**Page text:**
..........

What we did to make our Govhack 2019 project on suburbs and a Simcity visualisation.

During GovHack this year, we produced a really neat prototype that visualises Sydney suburb development. We called it “Burra.town”.

true

It was a really fun opportunity to take some time out and just make stupid cool shit. We also took the opportunity to make mapo tofu, a recipe I strongly recommend you to try if you like your spice 😍

At time of writing, the site is still live here, though it is costing me so I might pull it down or consolidate it elsewhere 🤷

We utilised:

  • Observables for front-end state management
  • ThreeJS for the awesome Simcity-esque visualisation engine
  • Heroku for a continuous deployment pipeline, which got us up and running in prod in less than half an hour 🙌
  • Jupyter notebooks and PyTorch to do data scraping

I’m going to just break down some of the different technologies and concepts we used, as this was really the fun part that we got to explore during GovHack.

Table of contents

  • Break it down {:toc}

Observables

This is a pretty simple one; observables are everywhere in web development now. If you use Angular, React or basically any databinding library, you can almost guarantee that it uses some sort of observable stream under the hood to re-render on observable value change.

We were reluctant to choose a data binding library upfront as we just wanted to move fast and with minimal overhead, so we did what any sane developer should do: we subscribed to observable streams and wrote straight out to the DOM 😎

const loadingRegion$ = new Rx.ReplaySubject<boolean>(1);

// Subscribe to the loadingRegion$ boolean stream;
// the inner function will run every time you call
// loadingRegion$.next(loading) and populate the value "loading".

..........

**Stated problem 1:** In the GovHack 2019 project write-up, what name was given to the prototype?
The text and the records have no connection to each other.

Spatial layout data
..........

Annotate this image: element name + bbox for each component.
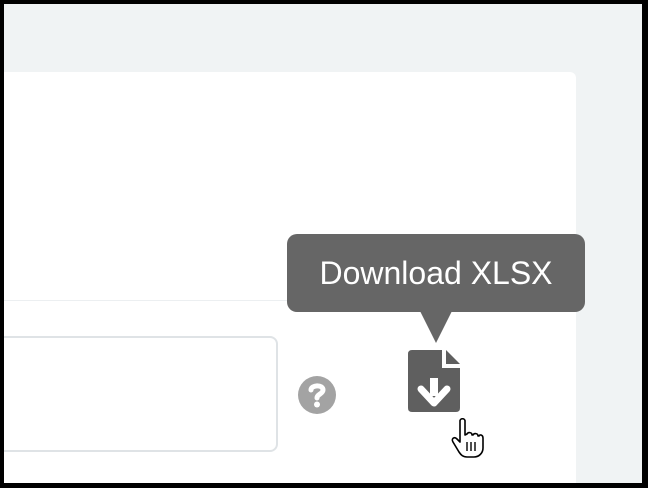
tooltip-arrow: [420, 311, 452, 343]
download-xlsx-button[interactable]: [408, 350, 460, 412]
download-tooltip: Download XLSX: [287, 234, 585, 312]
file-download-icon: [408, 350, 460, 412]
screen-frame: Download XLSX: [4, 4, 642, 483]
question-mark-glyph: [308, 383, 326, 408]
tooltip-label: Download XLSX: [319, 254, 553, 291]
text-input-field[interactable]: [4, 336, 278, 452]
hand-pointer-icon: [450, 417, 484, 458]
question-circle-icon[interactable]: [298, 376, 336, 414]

..........

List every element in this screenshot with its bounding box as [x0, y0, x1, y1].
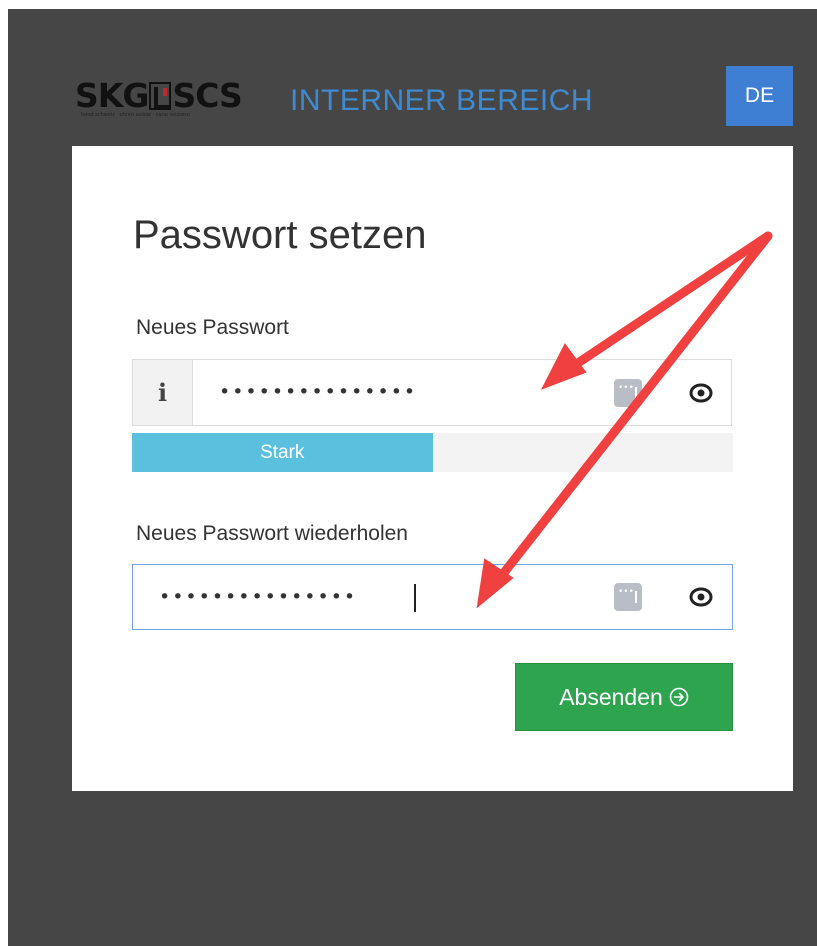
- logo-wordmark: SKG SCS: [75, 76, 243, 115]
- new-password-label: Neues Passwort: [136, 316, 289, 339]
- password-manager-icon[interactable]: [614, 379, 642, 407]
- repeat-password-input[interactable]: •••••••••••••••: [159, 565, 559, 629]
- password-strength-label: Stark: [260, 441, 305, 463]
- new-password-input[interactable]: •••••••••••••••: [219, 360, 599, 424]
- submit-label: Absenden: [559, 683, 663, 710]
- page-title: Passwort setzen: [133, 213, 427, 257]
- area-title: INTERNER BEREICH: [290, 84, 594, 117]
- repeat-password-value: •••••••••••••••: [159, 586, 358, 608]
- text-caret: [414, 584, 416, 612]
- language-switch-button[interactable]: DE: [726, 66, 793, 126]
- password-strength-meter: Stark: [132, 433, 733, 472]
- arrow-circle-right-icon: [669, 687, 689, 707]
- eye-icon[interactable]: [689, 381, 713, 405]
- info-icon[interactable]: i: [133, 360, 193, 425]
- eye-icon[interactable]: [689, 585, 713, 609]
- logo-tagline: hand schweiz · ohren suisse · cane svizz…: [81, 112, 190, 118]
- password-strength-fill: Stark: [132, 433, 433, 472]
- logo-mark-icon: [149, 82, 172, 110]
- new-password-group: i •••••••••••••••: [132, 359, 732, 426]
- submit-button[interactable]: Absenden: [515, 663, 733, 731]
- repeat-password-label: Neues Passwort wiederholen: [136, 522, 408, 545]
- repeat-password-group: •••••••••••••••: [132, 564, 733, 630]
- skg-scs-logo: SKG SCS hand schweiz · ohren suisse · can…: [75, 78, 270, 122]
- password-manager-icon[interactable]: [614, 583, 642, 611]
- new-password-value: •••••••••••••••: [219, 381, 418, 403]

..........

**Stated problem 2:** Put the records from the line containing "- logo-wordmark: SKG SCS: [75, 76, 243, 115]" through the line containing "- password-strength-label: Stark: [260, 441, 305, 463]" into a JSON list of strings, one string per line, leaving out blank lines.

**Correct answer 1:** Burra.town

**Correct answer 2:**
[
  "- logo-wordmark: SKG SCS: [75, 76, 243, 115]",
  "- new-password-label: Neues Passwort: [136, 316, 289, 339]",
  "- password-manager-icon[interactable]: [614, 379, 642, 407]",
  "- repeat-password-input[interactable]: •••••••••••••••: [159, 565, 559, 629]",
  "- password-strength-label: Stark: [260, 441, 305, 463]"
]